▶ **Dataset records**
========

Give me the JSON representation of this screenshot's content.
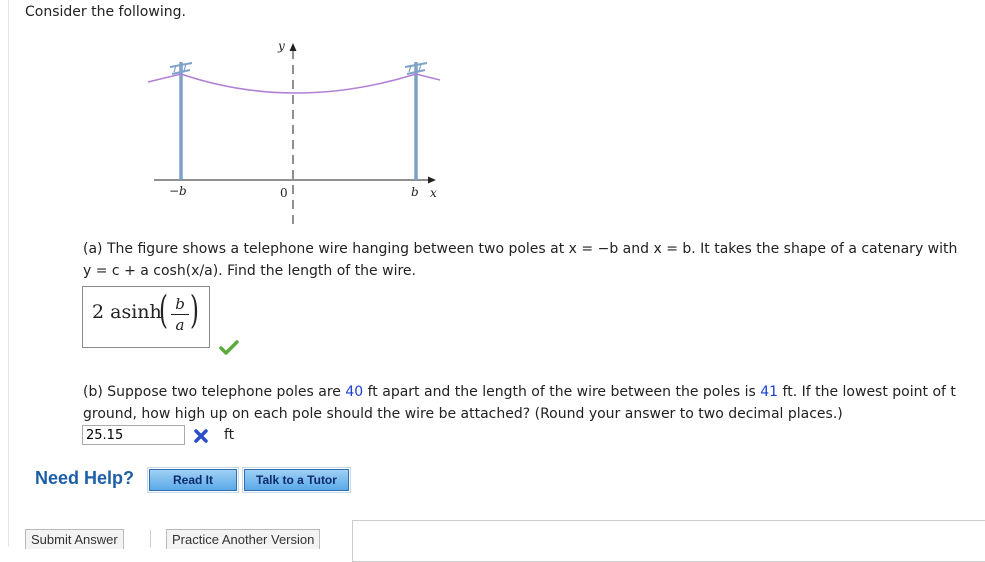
{
  "intro": "Consider the following.",
  "figure": {
    "y_axis_label": "y",
    "x_axis_label": "x",
    "neg_b_label": "−b",
    "origin_label": "0",
    "b_label": "b"
  },
  "part_a": {
    "line1": "(a) The figure shows a telephone wire hanging between two poles at x = −b and x = b. It takes the shape of a catenary with",
    "line2": "y = c + a cosh(x/a).  Find the length of the wire.",
    "answer_prefix": "2 asinh",
    "answer_numerator": "b",
    "answer_denominator": "a",
    "status": "correct"
  },
  "part_b": {
    "line1_pre": "(b) Suppose two telephone poles are ",
    "distance": "40",
    "line1_mid": " ft apart and the length of the wire between the poles is ",
    "length": "41",
    "line1_post": " ft. If the lowest point of t",
    "line2": "ground, how high up on each pole should the wire be attached? (Round your answer to two decimal places.)",
    "answer_value": "25.15",
    "unit": "ft",
    "status": "incorrect"
  },
  "help": {
    "label": "Need Help?",
    "read_it": "Read It",
    "talk_tutor": "Talk to a Tutor"
  },
  "footer": {
    "submit": "Submit Answer",
    "practice": "Practice Another Version"
  },
  "colors": {
    "link_blue": "#1c5fa7",
    "number_blue": "#1a3fd1",
    "check_green": "#5aab3c",
    "cross_blue": "#2b4fc7",
    "wire_purple": "#b07fd6",
    "pole_blue": "#7ea1c8"
  }
}
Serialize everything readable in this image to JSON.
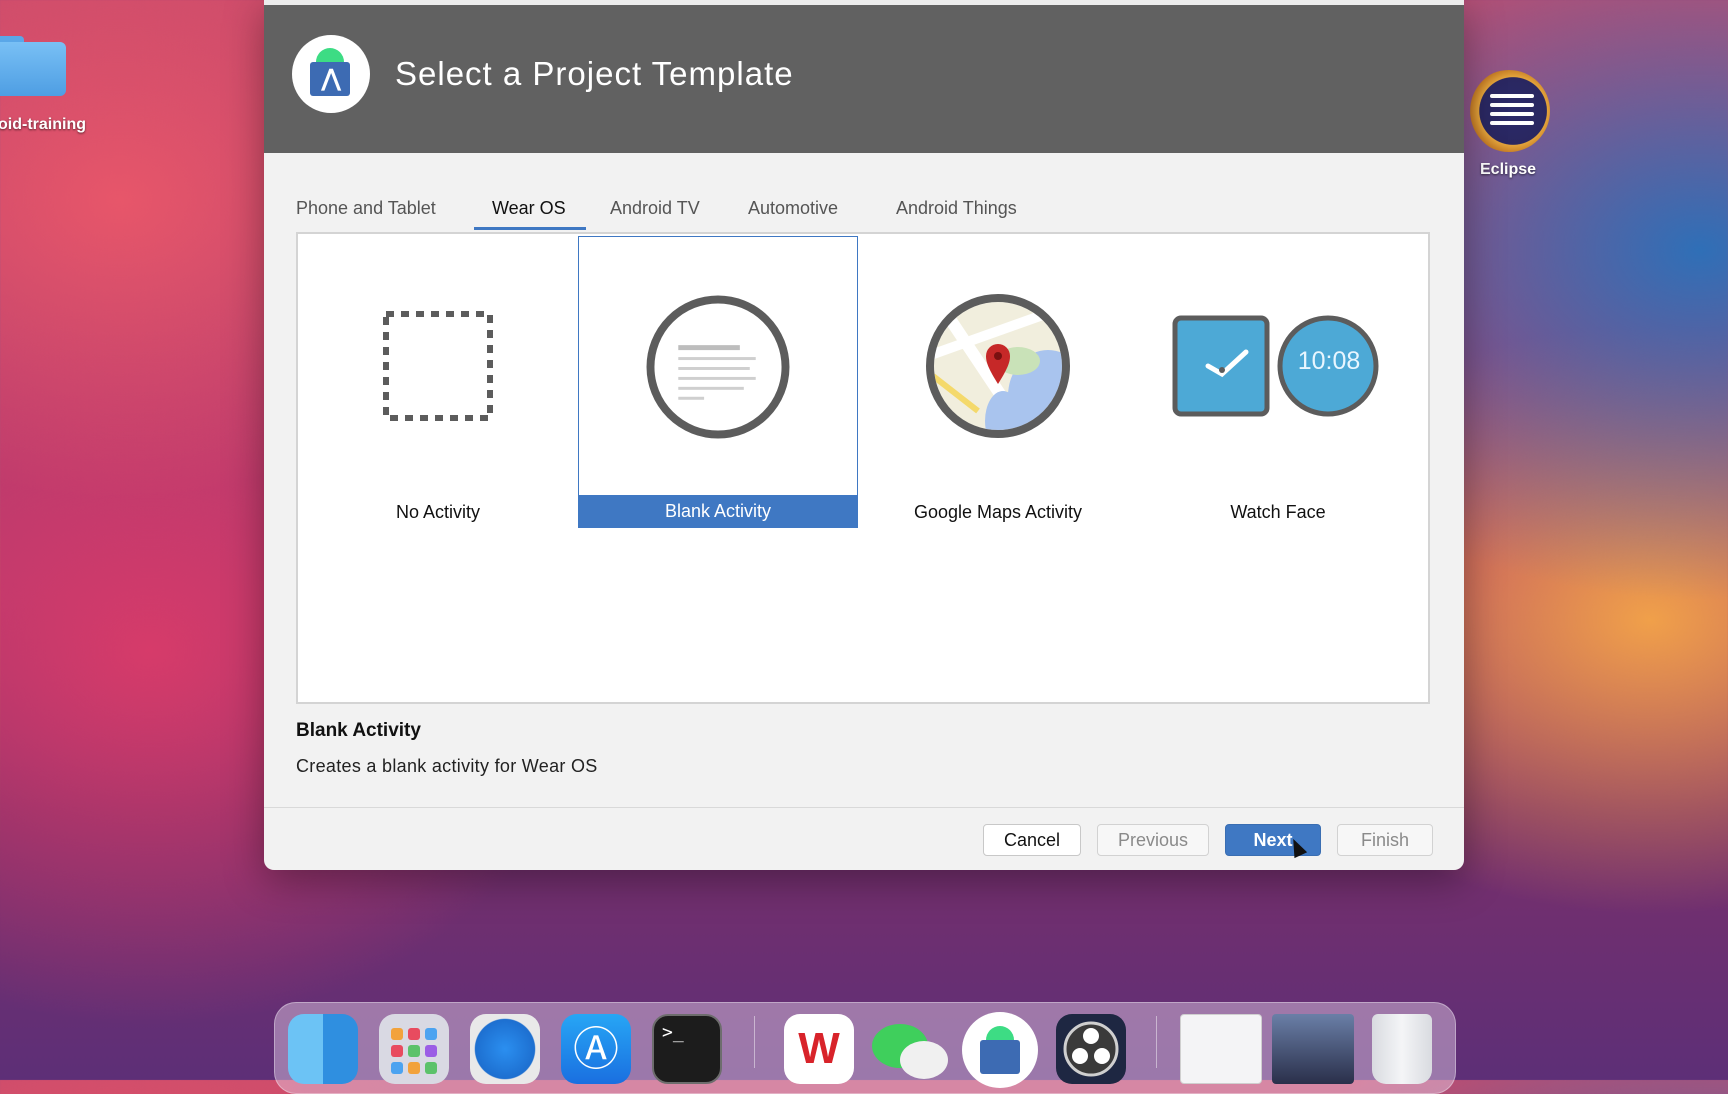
{
  "desktop": {
    "folder_label": "oid-training",
    "eclipse_label": "Eclipse"
  },
  "dialog": {
    "title": "Select a Project Template",
    "tabs": [
      {
        "label": "Phone and Tablet",
        "active": false
      },
      {
        "label": "Wear OS",
        "active": true
      },
      {
        "label": "Android TV",
        "active": false
      },
      {
        "label": "Automotive",
        "active": false
      },
      {
        "label": "Android Things",
        "active": false
      }
    ],
    "templates": [
      {
        "label": "No Activity",
        "selected": false
      },
      {
        "label": "Blank Activity",
        "selected": true
      },
      {
        "label": "Google Maps Activity",
        "selected": false
      },
      {
        "label": "Watch Face",
        "selected": false
      }
    ],
    "watch_time": "10:08",
    "description": {
      "title": "Blank Activity",
      "text": "Creates a blank activity for Wear OS"
    },
    "buttons": {
      "cancel": "Cancel",
      "previous": "Previous",
      "next": "Next",
      "finish": "Finish"
    },
    "colors": {
      "accent": "#3f78c3",
      "header": "#616161"
    }
  },
  "dock": {
    "apps": [
      "finder-icon",
      "launchpad-icon",
      "safari-icon",
      "app-store-icon",
      "terminal-icon",
      "wps-office-icon",
      "wechat-icon",
      "android-studio-icon",
      "obs-icon",
      "preview-window-icon",
      "photos-window-icon",
      "trash-icon"
    ]
  }
}
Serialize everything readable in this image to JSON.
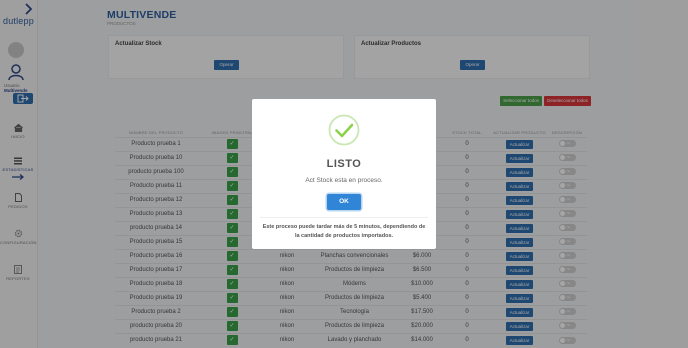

========

▶ **Given problem**
Show every line from the listing above in which the string "title" appears.

▶ **Task response**
    "title": "Select a Project Template",
      "title": "Blank Activity",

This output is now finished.